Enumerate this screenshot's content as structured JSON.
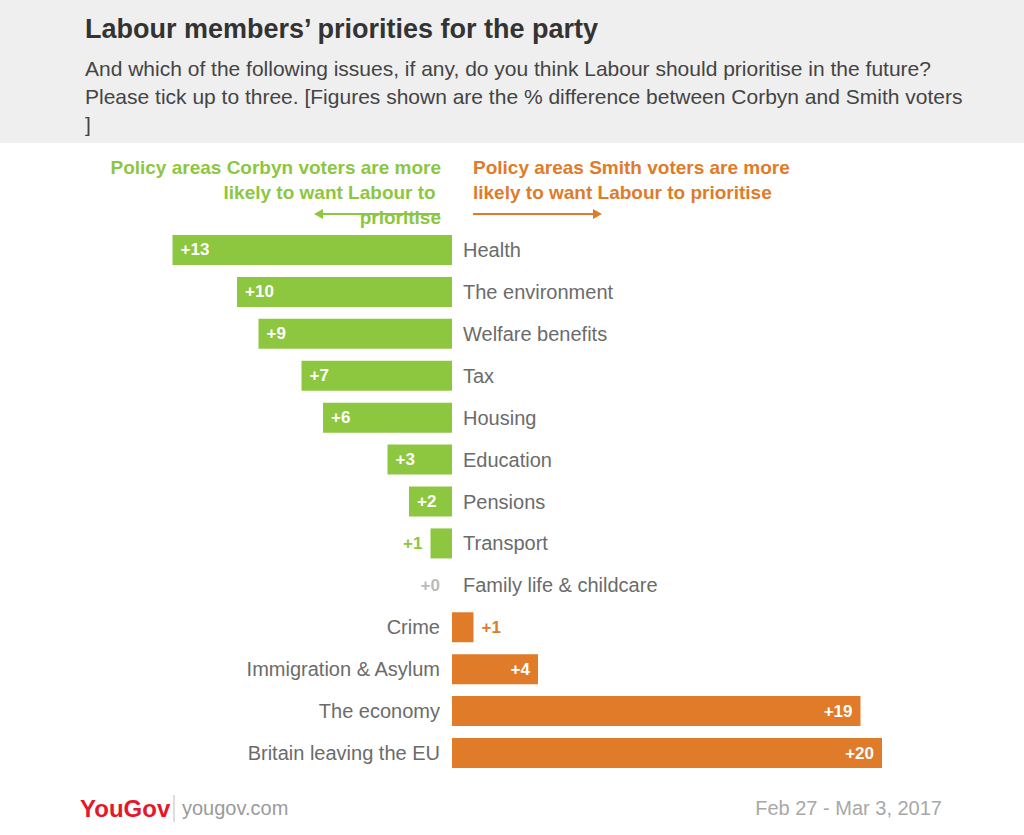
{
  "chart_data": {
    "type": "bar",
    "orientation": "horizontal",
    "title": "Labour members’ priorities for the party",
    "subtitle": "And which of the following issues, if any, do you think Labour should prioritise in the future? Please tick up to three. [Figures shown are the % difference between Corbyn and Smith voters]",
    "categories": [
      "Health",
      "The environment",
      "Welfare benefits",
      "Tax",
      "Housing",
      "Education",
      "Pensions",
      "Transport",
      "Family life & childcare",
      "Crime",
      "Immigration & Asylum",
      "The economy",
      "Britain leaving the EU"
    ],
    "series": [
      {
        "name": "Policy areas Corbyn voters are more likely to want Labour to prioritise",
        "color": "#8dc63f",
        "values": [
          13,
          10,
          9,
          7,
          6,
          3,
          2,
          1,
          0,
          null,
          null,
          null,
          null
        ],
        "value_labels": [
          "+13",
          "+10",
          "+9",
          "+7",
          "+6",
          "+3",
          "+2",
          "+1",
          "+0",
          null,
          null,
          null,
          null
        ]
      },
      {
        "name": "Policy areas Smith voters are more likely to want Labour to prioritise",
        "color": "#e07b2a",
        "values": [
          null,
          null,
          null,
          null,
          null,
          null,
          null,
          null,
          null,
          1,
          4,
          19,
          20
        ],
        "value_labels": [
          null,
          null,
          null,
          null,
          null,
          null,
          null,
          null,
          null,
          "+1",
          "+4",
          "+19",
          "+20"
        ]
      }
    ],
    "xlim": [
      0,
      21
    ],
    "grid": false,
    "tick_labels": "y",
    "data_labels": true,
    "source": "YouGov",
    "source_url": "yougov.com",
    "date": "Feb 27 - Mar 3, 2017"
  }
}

━━━━━━━━

To be done: Reproduce each entry precisely. Leave the pictures out.

Response to the exercise:
Enumerate this screenshot's content as structured JSON.
{
  "chart_data": {
    "type": "bar",
    "orientation": "horizontal",
    "title": "Labour members’ priorities for the party",
    "subtitle": "And which of the following issues, if any, do you think Labour should prioritise in the future? Please tick up to three. [Figures shown are the % difference between Corbyn and Smith voters]",
    "categories": [
      "Health",
      "The environment",
      "Welfare benefits",
      "Tax",
      "Housing",
      "Education",
      "Pensions",
      "Transport",
      "Family life & childcare",
      "Crime",
      "Immigration & Asylum",
      "The economy",
      "Britain leaving the EU"
    ],
    "series": [
      {
        "name": "Policy areas Corbyn voters are more likely to want Labour to prioritise",
        "color": "#8dc63f",
        "values": [
          13,
          10,
          9,
          7,
          6,
          3,
          2,
          1,
          0,
          null,
          null,
          null,
          null
        ],
        "value_labels": [
          "+13",
          "+10",
          "+9",
          "+7",
          "+6",
          "+3",
          "+2",
          "+1",
          "+0",
          null,
          null,
          null,
          null
        ]
      },
      {
        "name": "Policy areas Smith voters are more likely to want Labour to prioritise",
        "color": "#e07b2a",
        "values": [
          null,
          null,
          null,
          null,
          null,
          null,
          null,
          null,
          null,
          1,
          4,
          19,
          20
        ],
        "value_labels": [
          null,
          null,
          null,
          null,
          null,
          null,
          null,
          null,
          null,
          "+1",
          "+4",
          "+19",
          "+20"
        ]
      }
    ],
    "xlim": [
      0,
      21
    ],
    "grid": false,
    "tick_labels": "y",
    "data_labels": true,
    "source": "YouGov",
    "source_url": "yougov.com",
    "date": "Feb 27 - Mar 3, 2017"
  }
}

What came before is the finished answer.